__Aim__. Select, from the data, each line where "dari" occurs.

__Items__.
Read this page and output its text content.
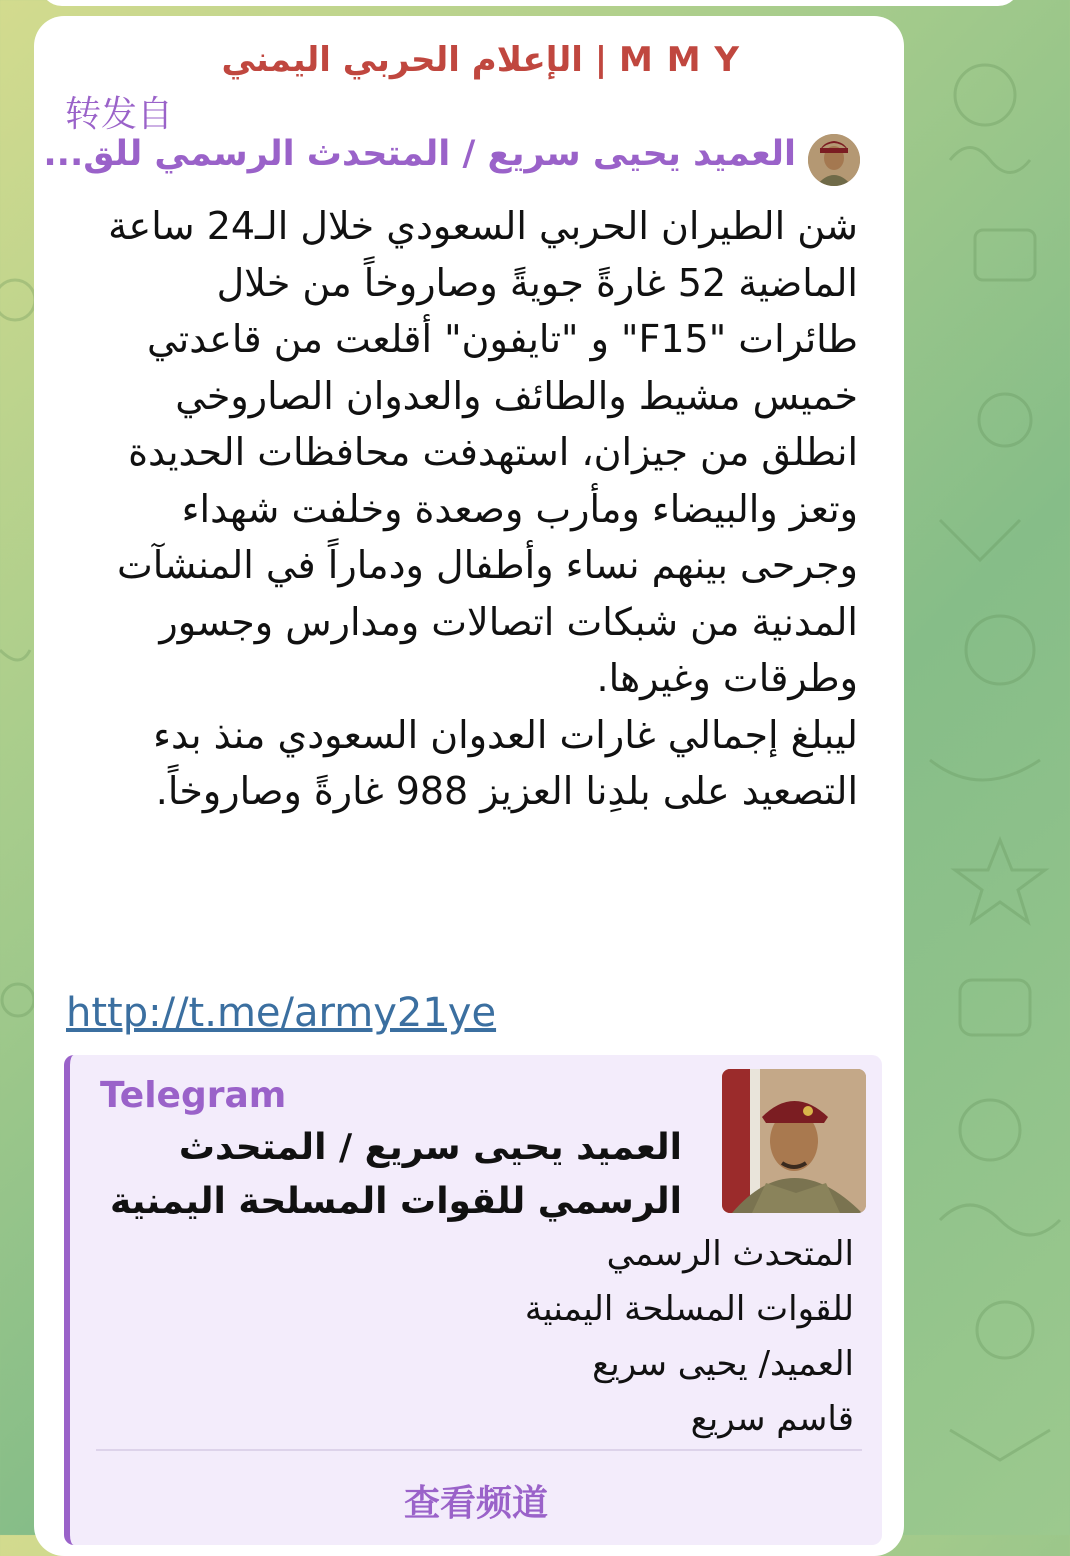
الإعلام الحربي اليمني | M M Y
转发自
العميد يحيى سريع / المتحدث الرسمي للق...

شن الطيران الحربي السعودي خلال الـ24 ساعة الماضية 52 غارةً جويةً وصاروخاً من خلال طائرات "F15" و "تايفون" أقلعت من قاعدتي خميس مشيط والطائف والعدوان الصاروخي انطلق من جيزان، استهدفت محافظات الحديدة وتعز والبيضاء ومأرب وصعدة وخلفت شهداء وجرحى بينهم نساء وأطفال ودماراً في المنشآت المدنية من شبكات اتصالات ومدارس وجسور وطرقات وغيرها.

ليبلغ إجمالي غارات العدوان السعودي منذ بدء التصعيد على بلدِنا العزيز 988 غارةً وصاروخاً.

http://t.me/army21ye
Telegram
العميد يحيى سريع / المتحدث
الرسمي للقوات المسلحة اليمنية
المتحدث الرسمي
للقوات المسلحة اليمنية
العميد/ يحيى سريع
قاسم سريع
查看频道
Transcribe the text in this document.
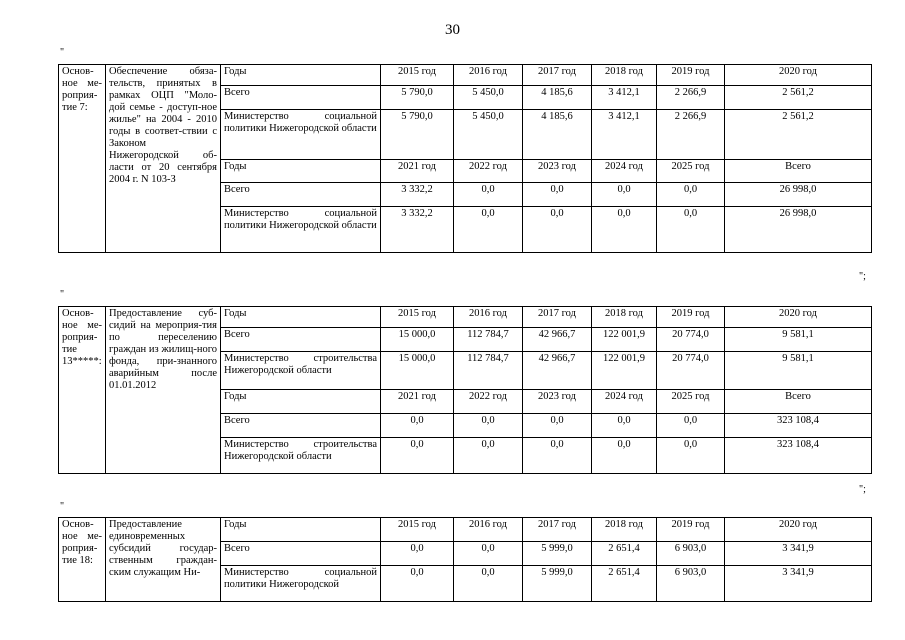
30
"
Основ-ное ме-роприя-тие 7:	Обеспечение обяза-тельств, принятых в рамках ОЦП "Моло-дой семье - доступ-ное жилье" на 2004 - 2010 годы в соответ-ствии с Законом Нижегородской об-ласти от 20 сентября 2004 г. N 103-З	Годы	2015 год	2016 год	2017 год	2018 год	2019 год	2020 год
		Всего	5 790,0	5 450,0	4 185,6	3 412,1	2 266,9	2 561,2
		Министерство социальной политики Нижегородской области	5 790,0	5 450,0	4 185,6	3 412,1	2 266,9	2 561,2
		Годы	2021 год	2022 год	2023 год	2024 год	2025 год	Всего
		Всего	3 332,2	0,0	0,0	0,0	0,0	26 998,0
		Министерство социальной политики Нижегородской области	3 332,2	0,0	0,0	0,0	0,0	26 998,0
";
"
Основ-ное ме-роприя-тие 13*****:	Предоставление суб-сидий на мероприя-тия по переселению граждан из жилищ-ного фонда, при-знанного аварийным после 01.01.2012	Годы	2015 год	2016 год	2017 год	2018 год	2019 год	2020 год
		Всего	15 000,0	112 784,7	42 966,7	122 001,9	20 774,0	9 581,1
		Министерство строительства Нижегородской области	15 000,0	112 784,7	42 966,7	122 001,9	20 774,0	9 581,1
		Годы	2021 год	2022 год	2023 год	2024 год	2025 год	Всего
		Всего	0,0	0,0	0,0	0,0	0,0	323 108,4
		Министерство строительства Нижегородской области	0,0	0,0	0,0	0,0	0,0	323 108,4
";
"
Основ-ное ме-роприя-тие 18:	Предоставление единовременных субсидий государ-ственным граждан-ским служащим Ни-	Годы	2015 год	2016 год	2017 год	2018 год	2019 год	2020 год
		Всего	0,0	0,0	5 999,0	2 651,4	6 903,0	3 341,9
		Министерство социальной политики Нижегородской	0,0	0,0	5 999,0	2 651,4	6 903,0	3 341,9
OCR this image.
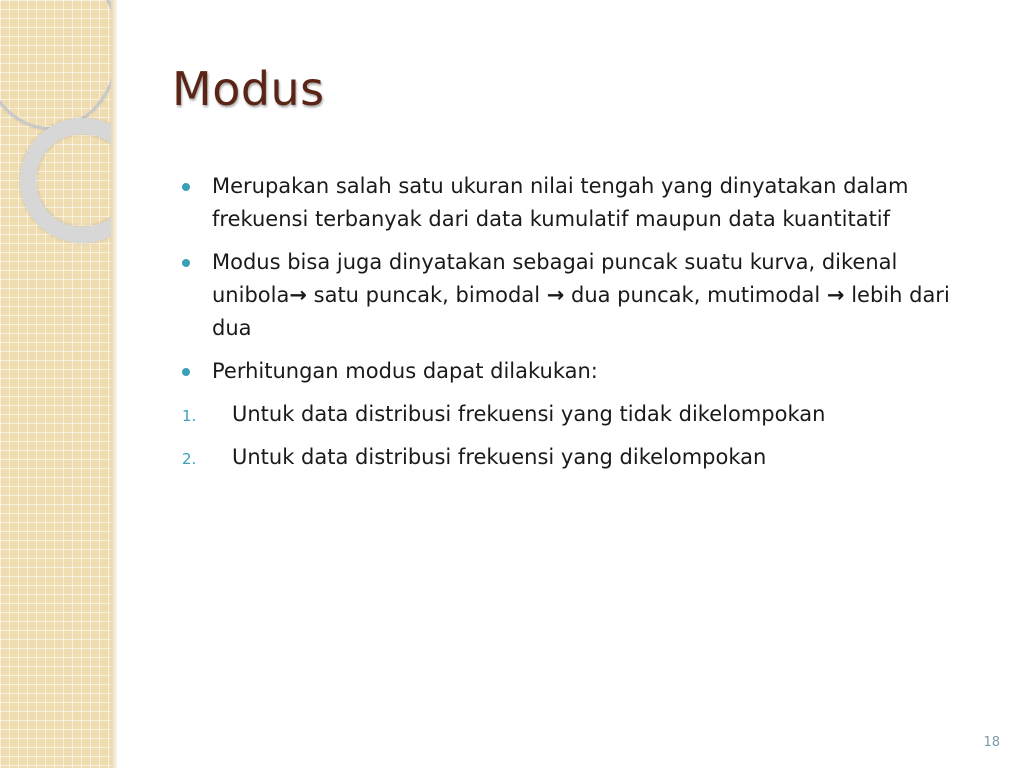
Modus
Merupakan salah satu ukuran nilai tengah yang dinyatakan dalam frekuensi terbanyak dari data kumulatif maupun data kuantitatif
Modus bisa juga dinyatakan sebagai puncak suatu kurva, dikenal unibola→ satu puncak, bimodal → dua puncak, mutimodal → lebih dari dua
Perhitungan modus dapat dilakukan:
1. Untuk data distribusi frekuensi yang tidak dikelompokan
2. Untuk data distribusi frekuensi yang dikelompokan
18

__Result__.
Merupakan salah satu ukuran nilai tengah yang dinyatakan dalam frekuensi terbanyak dari data kumulatif maupun data kuantitatif
Modus bisa juga dinyatakan sebagai puncak suatu kurva, dikenal unibola→ satu puncak, bimodal → dua puncak, mutimodal → lebih dari dua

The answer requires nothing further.